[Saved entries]

↓

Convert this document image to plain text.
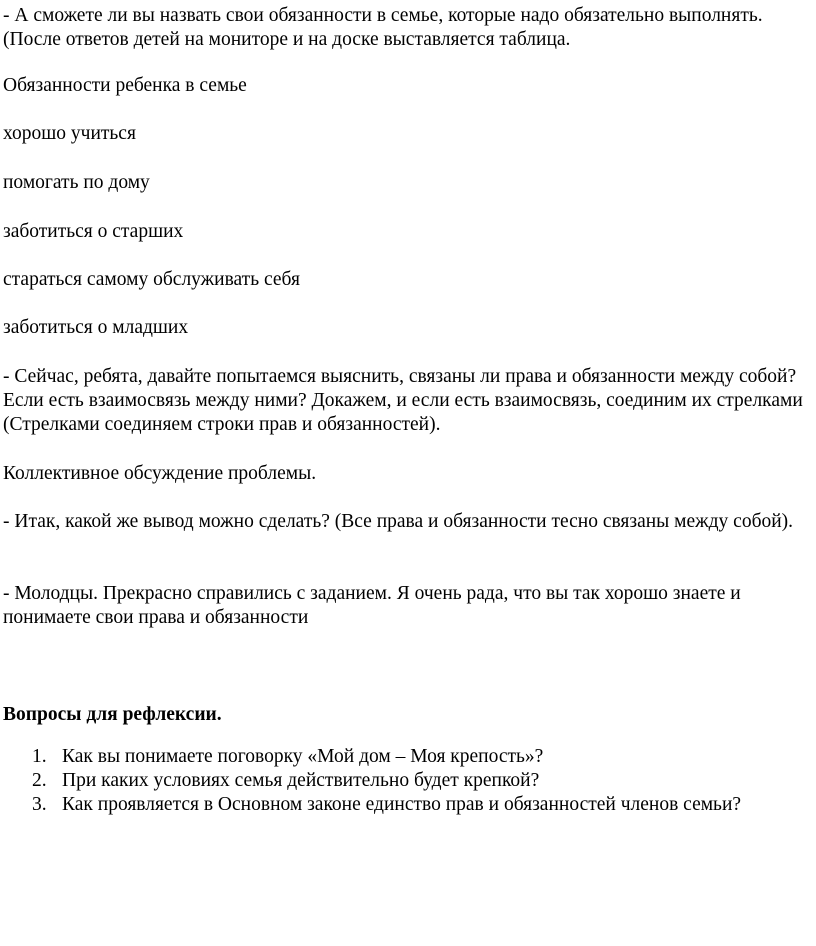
- А сможете ли вы назвать свои обязанности в семье, которые надо обязательно выполнять. (После ответов детей на мониторе и на доске выставляется таблица.

Обязанности ребенка в семье

хорошо учиться

помогать по дому

заботиться о старших

стараться самому обслуживать себя

заботиться о младших

- Сейчас, ребята, давайте попытаемся выяснить, связаны ли права и обязанности между собой? Если есть взаимосвязь между ними? Докажем, и если есть взаимосвязь, соединим их стрелками (Стрелками соединяем строки прав и обязанностей).

Коллективное обсуждение проблемы.

- Итак, какой же вывод можно сделать? (Все права и обязанности тесно связаны между собой).

- Молодцы. Прекрасно справились с заданием. Я очень рада, что вы так хорошо знаете и понимаете свои права и обязанности

Вопросы для рефлексии.

1. Как вы понимаете поговорку «Мой дом – Моя крепость»?
2. При каких условиях семья действительно будет крепкой?
3. Как проявляется в Основном законе единство прав и обязанностей членов семьи?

↑

* TO BE DONE
Search the entries for the word "собой" and gather every line where it appears.

* WRITTEN SOLUTION
- Сейчас, ребята, давайте попытаемся выяснить, связаны ли права и обязанности между собой? Если есть взаимосвязь между ними? Докажем, и если есть взаимосвязь, соединим их стрелками (Стрелками соединяем строки прав и обязанностей).
- Итак, какой же вывод можно сделать? (Все права и обязанности тесно связаны между собой).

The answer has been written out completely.